[start]

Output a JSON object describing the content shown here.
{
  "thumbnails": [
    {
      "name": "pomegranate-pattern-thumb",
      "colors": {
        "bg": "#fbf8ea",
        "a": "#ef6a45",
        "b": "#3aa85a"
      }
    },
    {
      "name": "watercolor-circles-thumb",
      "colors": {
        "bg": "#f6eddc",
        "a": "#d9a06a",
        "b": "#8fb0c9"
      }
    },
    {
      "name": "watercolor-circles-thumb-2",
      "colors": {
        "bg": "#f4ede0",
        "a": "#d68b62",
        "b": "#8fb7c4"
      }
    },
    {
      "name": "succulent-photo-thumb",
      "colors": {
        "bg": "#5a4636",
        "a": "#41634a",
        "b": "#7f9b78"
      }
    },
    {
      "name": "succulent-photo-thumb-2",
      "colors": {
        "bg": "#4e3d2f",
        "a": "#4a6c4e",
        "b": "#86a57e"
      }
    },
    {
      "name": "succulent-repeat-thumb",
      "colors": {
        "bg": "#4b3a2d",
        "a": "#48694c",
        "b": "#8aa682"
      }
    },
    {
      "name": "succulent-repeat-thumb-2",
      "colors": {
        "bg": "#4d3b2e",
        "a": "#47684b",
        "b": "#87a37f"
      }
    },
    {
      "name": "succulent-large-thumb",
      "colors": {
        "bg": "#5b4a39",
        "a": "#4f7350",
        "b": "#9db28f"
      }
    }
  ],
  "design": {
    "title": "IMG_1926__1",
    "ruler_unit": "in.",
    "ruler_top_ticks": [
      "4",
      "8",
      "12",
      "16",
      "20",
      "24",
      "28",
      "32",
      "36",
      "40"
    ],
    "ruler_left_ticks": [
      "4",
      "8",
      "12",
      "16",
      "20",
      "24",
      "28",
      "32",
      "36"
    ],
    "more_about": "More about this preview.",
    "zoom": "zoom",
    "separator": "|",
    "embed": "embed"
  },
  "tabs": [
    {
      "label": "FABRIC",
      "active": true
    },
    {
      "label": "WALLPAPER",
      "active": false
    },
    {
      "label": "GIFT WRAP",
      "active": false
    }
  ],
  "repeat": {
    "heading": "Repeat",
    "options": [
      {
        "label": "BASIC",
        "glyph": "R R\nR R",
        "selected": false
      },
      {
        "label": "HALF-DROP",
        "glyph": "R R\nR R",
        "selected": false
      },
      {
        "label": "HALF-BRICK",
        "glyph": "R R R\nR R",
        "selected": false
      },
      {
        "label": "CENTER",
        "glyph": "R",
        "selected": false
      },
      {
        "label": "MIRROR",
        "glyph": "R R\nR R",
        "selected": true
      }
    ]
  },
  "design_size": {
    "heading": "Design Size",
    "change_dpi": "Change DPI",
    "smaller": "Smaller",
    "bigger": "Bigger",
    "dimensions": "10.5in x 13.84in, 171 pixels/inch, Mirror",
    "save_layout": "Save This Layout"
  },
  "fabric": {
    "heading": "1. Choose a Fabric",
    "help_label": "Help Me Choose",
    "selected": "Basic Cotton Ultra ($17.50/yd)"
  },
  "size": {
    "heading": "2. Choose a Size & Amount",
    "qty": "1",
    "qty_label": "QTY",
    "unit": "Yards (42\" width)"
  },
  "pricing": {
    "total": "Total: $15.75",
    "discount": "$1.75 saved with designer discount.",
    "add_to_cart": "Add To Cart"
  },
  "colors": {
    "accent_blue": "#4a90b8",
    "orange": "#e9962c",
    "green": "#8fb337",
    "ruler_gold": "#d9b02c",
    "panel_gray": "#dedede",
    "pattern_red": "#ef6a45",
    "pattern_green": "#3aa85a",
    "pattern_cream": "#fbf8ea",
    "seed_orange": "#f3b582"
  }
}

[end]

Where does the word "circles" appear? Return each line that holds it.

• Result of the exercise
      "name": "watercolor-circles-thumb",
      "name": "watercolor-circles-thumb-2",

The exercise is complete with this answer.